Éléments recensés dans un jeu de données:
-*-
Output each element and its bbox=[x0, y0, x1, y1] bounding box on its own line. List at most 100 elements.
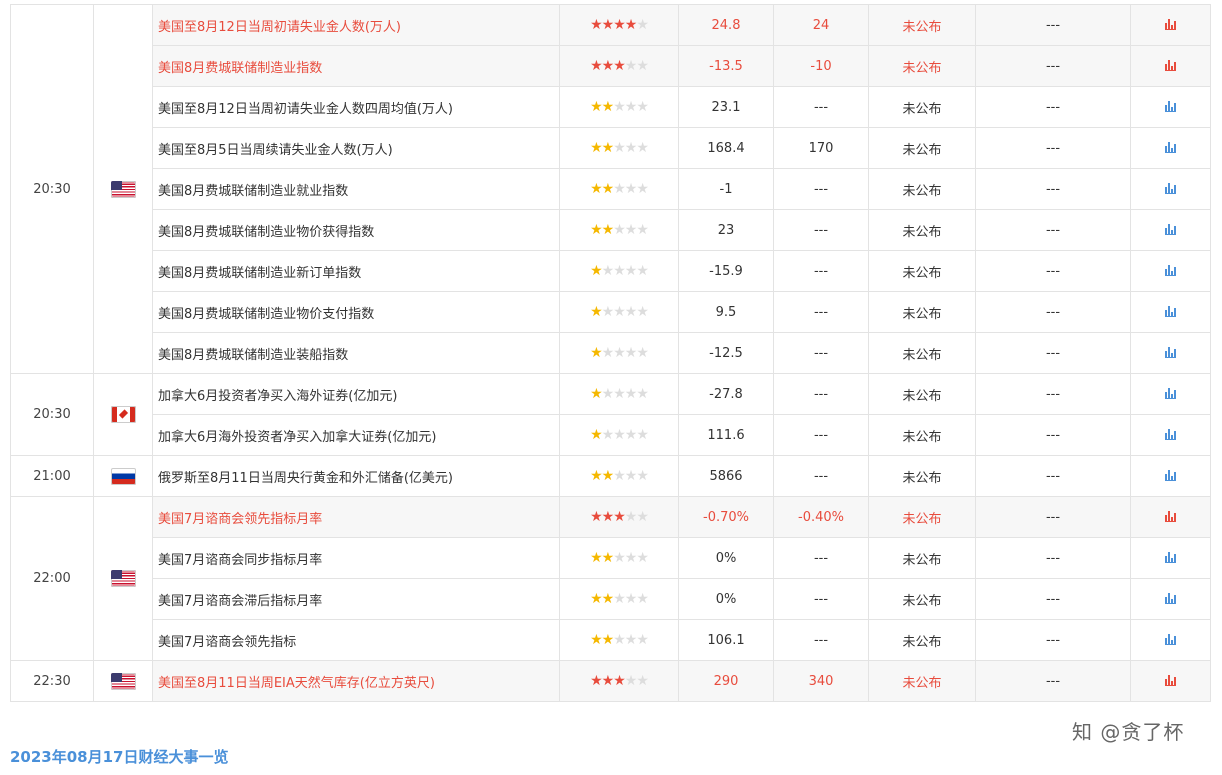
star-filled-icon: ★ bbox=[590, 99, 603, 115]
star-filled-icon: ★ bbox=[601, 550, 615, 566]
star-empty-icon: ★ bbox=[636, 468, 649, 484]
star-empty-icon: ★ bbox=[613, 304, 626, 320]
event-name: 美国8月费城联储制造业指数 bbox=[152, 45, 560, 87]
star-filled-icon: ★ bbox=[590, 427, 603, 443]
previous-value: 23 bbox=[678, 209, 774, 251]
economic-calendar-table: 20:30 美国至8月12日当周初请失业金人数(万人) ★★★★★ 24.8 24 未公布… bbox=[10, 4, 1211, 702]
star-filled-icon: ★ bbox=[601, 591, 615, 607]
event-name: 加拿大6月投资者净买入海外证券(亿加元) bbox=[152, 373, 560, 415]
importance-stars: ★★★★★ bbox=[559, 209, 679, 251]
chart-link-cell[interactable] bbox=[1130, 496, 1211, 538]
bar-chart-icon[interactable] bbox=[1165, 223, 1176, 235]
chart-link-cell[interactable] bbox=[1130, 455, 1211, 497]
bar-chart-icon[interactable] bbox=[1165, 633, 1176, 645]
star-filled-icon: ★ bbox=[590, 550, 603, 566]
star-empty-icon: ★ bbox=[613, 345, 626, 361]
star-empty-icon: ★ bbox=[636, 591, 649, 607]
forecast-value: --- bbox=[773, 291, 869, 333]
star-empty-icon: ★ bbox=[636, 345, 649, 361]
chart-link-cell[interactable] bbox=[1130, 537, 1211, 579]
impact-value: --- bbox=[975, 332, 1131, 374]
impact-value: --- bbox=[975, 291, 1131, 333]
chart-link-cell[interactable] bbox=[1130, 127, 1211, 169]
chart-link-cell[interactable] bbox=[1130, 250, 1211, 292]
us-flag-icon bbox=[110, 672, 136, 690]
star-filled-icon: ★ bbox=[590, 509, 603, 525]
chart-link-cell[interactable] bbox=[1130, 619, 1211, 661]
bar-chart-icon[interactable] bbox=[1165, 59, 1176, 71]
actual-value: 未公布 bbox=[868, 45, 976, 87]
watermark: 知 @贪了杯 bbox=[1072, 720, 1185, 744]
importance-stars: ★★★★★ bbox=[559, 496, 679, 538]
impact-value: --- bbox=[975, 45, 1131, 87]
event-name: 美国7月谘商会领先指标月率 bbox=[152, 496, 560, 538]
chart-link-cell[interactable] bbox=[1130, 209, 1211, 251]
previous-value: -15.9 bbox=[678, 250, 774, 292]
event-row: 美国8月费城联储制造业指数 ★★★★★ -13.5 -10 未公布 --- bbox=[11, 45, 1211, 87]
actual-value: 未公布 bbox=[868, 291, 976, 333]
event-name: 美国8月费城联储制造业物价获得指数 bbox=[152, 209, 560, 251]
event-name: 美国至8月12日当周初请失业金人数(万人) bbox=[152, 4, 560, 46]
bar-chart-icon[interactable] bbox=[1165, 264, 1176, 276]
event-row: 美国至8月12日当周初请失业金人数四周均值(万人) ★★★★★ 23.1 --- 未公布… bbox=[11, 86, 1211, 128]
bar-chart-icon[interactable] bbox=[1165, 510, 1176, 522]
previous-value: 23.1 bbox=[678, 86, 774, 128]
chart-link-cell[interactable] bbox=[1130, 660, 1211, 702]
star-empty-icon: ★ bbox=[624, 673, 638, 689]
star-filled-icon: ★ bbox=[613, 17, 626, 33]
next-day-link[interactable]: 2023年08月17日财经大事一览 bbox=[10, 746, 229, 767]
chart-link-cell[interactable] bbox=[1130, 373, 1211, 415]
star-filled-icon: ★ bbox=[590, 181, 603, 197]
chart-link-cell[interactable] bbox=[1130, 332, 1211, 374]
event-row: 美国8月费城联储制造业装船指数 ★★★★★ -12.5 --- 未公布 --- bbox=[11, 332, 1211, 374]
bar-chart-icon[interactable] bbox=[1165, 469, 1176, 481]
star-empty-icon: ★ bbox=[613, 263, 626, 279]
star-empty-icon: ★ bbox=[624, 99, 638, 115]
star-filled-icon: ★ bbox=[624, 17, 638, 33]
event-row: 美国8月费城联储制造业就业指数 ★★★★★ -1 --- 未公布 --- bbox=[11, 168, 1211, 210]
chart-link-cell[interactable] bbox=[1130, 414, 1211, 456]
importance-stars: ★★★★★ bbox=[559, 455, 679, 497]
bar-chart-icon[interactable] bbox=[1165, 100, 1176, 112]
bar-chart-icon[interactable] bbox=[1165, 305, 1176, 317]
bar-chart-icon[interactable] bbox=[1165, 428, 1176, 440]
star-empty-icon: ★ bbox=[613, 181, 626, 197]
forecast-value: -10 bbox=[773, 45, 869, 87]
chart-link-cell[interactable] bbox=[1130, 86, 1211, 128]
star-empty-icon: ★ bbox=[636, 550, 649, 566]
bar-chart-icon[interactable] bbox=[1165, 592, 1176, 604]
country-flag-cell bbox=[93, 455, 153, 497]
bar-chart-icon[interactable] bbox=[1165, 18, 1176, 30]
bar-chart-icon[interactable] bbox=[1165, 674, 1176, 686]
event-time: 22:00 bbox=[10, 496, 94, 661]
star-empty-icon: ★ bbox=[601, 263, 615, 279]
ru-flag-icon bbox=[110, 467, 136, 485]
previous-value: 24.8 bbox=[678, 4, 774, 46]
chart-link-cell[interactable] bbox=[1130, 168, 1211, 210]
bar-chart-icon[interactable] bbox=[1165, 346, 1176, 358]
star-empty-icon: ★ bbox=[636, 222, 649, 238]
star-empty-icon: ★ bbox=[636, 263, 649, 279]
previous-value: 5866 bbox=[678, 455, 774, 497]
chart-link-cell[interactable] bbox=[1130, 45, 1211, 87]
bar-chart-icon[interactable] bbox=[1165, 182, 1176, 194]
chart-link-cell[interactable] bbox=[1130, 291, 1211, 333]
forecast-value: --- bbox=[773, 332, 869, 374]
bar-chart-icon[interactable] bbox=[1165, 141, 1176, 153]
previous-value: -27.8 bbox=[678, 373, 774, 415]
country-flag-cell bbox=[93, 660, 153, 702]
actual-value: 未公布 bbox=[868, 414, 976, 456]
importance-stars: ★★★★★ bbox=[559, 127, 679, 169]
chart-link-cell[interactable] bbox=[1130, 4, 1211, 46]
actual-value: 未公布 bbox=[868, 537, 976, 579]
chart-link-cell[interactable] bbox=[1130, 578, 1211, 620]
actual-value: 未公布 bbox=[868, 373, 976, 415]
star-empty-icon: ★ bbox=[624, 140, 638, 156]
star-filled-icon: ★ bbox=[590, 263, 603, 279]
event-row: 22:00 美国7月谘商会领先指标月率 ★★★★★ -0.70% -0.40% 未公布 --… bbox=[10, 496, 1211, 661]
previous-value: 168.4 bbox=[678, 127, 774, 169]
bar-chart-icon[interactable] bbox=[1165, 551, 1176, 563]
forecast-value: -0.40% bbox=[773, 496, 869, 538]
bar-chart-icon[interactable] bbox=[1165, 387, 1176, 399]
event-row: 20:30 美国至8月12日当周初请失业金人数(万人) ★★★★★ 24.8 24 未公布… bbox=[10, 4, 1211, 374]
-*-
◆ **Consigne**: Reproduisez à l'identique toutes les lignes des données ci-dessus, en omettant les images.

◆ **Corrigé rédigé**:
Output each element and its bbox=[x0, y0, x1, y1] bounding box on its own line. List at most 100 elements.
star-filled-icon: ★ bbox=[590, 99, 603, 115]
star-filled-icon: ★ bbox=[601, 550, 615, 566]
star-empty-icon: ★ bbox=[636, 468, 649, 484]
star-empty-icon: ★ bbox=[613, 304, 626, 320]
event-name: 美国8月费城联储制造业指数 bbox=[152, 45, 560, 87]
star-filled-icon: ★ bbox=[590, 427, 603, 443]
previous-value: 23 bbox=[678, 209, 774, 251]
economic-calendar-table: 20:30 美国至8月12日当周初请失业金人数(万人) ★★★★★ 24.8 24 未公布… bbox=[10, 4, 1211, 702]
star-filled-icon: ★ bbox=[601, 591, 615, 607]
event-name: 加拿大6月投资者净买入海外证券(亿加元) bbox=[152, 373, 560, 415]
importance-stars: ★★★★★ bbox=[559, 209, 679, 251]
chart-link-cell[interactable] bbox=[1130, 496, 1211, 538]
bar-chart-icon[interactable] bbox=[1165, 223, 1176, 235]
chart-link-cell[interactable] bbox=[1130, 455, 1211, 497]
bar-chart-icon[interactable] bbox=[1165, 633, 1176, 645]
star-filled-icon: ★ bbox=[590, 550, 603, 566]
star-empty-icon: ★ bbox=[613, 345, 626, 361]
star-empty-icon: ★ bbox=[636, 591, 649, 607]
forecast-value: --- bbox=[773, 291, 869, 333]
star-empty-icon: ★ bbox=[636, 345, 649, 361]
chart-link-cell[interactable] bbox=[1130, 537, 1211, 579]
impact-value: --- bbox=[975, 332, 1131, 374]
impact-value: --- bbox=[975, 291, 1131, 333]
chart-link-cell[interactable] bbox=[1130, 127, 1211, 169]
chart-link-cell[interactable] bbox=[1130, 250, 1211, 292]
us-flag-icon bbox=[110, 672, 136, 690]
star-filled-icon: ★ bbox=[590, 509, 603, 525]
chart-link-cell[interactable] bbox=[1130, 619, 1211, 661]
bar-chart-icon[interactable] bbox=[1165, 59, 1176, 71]
actual-value: 未公布 bbox=[868, 45, 976, 87]
watermark: 知 @贪了杯 bbox=[1072, 720, 1185, 744]
importance-stars: ★★★★★ bbox=[559, 496, 679, 538]
impact-value: --- bbox=[975, 45, 1131, 87]
event-name: 美国7月谘商会领先指标月率 bbox=[152, 496, 560, 538]
chart-link-cell[interactable] bbox=[1130, 209, 1211, 251]
previous-value: -15.9 bbox=[678, 250, 774, 292]
event-row: 美国8月费城联储制造业指数 ★★★★★ -13.5 -10 未公布 --- bbox=[11, 45, 1211, 87]
actual-value: 未公布 bbox=[868, 291, 976, 333]
event-name: 美国8月费城联储制造业物价获得指数 bbox=[152, 209, 560, 251]
event-name: 美国至8月12日当周初请失业金人数(万人) bbox=[152, 4, 560, 46]
bar-chart-icon[interactable] bbox=[1165, 264, 1176, 276]
event-row: 美国至8月12日当周初请失业金人数四周均值(万人) ★★★★★ 23.1 --- 未公布… bbox=[11, 86, 1211, 128]
bar-chart-icon[interactable] bbox=[1165, 510, 1176, 522]
previous-value: 23.1 bbox=[678, 86, 774, 128]
chart-link-cell[interactable] bbox=[1130, 660, 1211, 702]
star-empty-icon: ★ bbox=[624, 673, 638, 689]
star-filled-icon: ★ bbox=[613, 17, 626, 33]
next-day-link[interactable]: 2023年08月17日财经大事一览 bbox=[10, 746, 229, 767]
chart-link-cell[interactable] bbox=[1130, 373, 1211, 415]
star-filled-icon: ★ bbox=[590, 181, 603, 197]
chart-link-cell[interactable] bbox=[1130, 332, 1211, 374]
event-row: 美国8月费城联储制造业装船指数 ★★★★★ -12.5 --- 未公布 --- bbox=[11, 332, 1211, 374]
bar-chart-icon[interactable] bbox=[1165, 469, 1176, 481]
star-empty-icon: ★ bbox=[613, 263, 626, 279]
star-empty-icon: ★ bbox=[624, 99, 638, 115]
star-filled-icon: ★ bbox=[624, 17, 638, 33]
event-row: 美国8月费城联储制造业就业指数 ★★★★★ -1 --- 未公布 --- bbox=[11, 168, 1211, 210]
chart-link-cell[interactable] bbox=[1130, 414, 1211, 456]
importance-stars: ★★★★★ bbox=[559, 455, 679, 497]
bar-chart-icon[interactable] bbox=[1165, 100, 1176, 112]
bar-chart-icon[interactable] bbox=[1165, 305, 1176, 317]
bar-chart-icon[interactable] bbox=[1165, 428, 1176, 440]
star-empty-icon: ★ bbox=[613, 181, 626, 197]
forecast-value: -10 bbox=[773, 45, 869, 87]
chart-link-cell[interactable] bbox=[1130, 86, 1211, 128]
star-empty-icon: ★ bbox=[636, 550, 649, 566]
bar-chart-icon[interactable] bbox=[1165, 592, 1176, 604]
country-flag-cell bbox=[93, 455, 153, 497]
bar-chart-icon[interactable] bbox=[1165, 18, 1176, 30]
bar-chart-icon[interactable] bbox=[1165, 674, 1176, 686]
event-time: 22:00 bbox=[10, 496, 94, 661]
star-empty-icon: ★ bbox=[601, 263, 615, 279]
ru-flag-icon bbox=[110, 467, 136, 485]
previous-value: 24.8 bbox=[678, 4, 774, 46]
chart-link-cell[interactable] bbox=[1130, 168, 1211, 210]
bar-chart-icon[interactable] bbox=[1165, 346, 1176, 358]
star-empty-icon: ★ bbox=[636, 222, 649, 238]
star-empty-icon: ★ bbox=[636, 263, 649, 279]
previous-value: 5866 bbox=[678, 455, 774, 497]
chart-link-cell[interactable] bbox=[1130, 45, 1211, 87]
bar-chart-icon[interactable] bbox=[1165, 182, 1176, 194]
chart-link-cell[interactable] bbox=[1130, 291, 1211, 333]
forecast-value: --- bbox=[773, 332, 869, 374]
bar-chart-icon[interactable] bbox=[1165, 141, 1176, 153]
previous-value: -27.8 bbox=[678, 373, 774, 415]
country-flag-cell bbox=[93, 660, 153, 702]
actual-value: 未公布 bbox=[868, 414, 976, 456]
importance-stars: ★★★★★ bbox=[559, 127, 679, 169]
chart-link-cell[interactable] bbox=[1130, 4, 1211, 46]
actual-value: 未公布 bbox=[868, 537, 976, 579]
chart-link-cell[interactable] bbox=[1130, 578, 1211, 620]
actual-value: 未公布 bbox=[868, 373, 976, 415]
star-empty-icon: ★ bbox=[624, 140, 638, 156]
star-filled-icon: ★ bbox=[590, 263, 603, 279]
event-row: 22:00 美国7月谘商会领先指标月率 ★★★★★ -0.70% -0.40% 未公布 --… bbox=[10, 496, 1211, 661]
previous-value: 168.4 bbox=[678, 127, 774, 169]
bar-chart-icon[interactable] bbox=[1165, 551, 1176, 563]
forecast-value: -0.40% bbox=[773, 496, 869, 538]
bar-chart-icon[interactable] bbox=[1165, 387, 1176, 399]
event-row: 20:30 美国至8月12日当周初请失业金人数(万人) ★★★★★ 24.8 24 未公布… bbox=[10, 4, 1211, 374]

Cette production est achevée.